# EXERCISE
Would it be possible to write out each entry below exactly, without the pictures?

Entries from a dataset:
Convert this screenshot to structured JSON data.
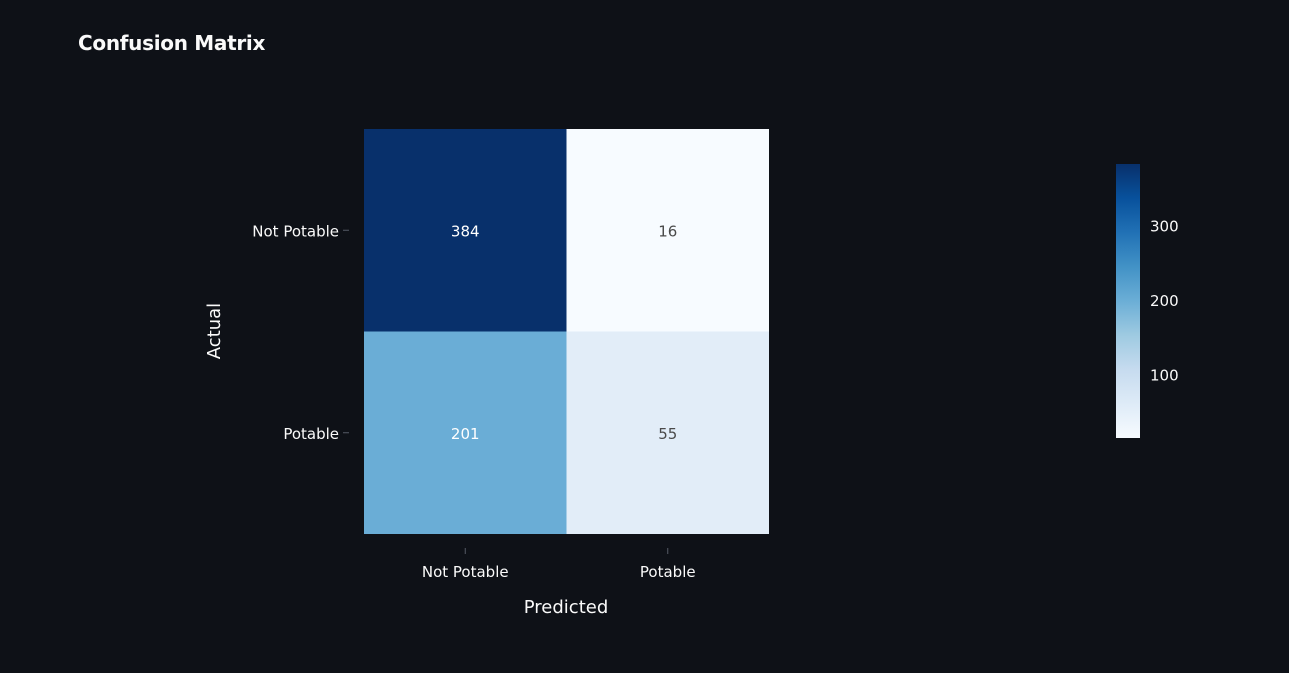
{
  "title": "Confusion Matrix",
  "chart_data": {
    "type": "heatmap",
    "title": "Confusion Matrix",
    "xlabel": "Predicted",
    "ylabel": "Actual",
    "x_categories": [
      "Not Potable",
      "Potable"
    ],
    "y_categories": [
      "Not Potable",
      "Potable"
    ],
    "values": [
      [
        384,
        16
      ],
      [
        201,
        55
      ]
    ],
    "colorscale": "Blues",
    "colorbar": {
      "ticks": [
        100,
        200,
        300
      ],
      "range": [
        16,
        384
      ]
    },
    "colors": {
      "background": "#0e1117",
      "text": "#fafafa"
    }
  }
}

# OUTPUT
Convert this screenshot to structured JSON data.
{
  "title": "Confusion Matrix",
  "chart_data": {
    "type": "heatmap",
    "title": "Confusion Matrix",
    "xlabel": "Predicted",
    "ylabel": "Actual",
    "x_categories": [
      "Not Potable",
      "Potable"
    ],
    "y_categories": [
      "Not Potable",
      "Potable"
    ],
    "values": [
      [
        384,
        16
      ],
      [
        201,
        55
      ]
    ],
    "colorscale": "Blues",
    "colorbar": {
      "ticks": [
        100,
        200,
        300
      ],
      "range": [
        16,
        384
      ]
    },
    "colors": {
      "background": "#0e1117",
      "text": "#fafafa"
    }
  }
}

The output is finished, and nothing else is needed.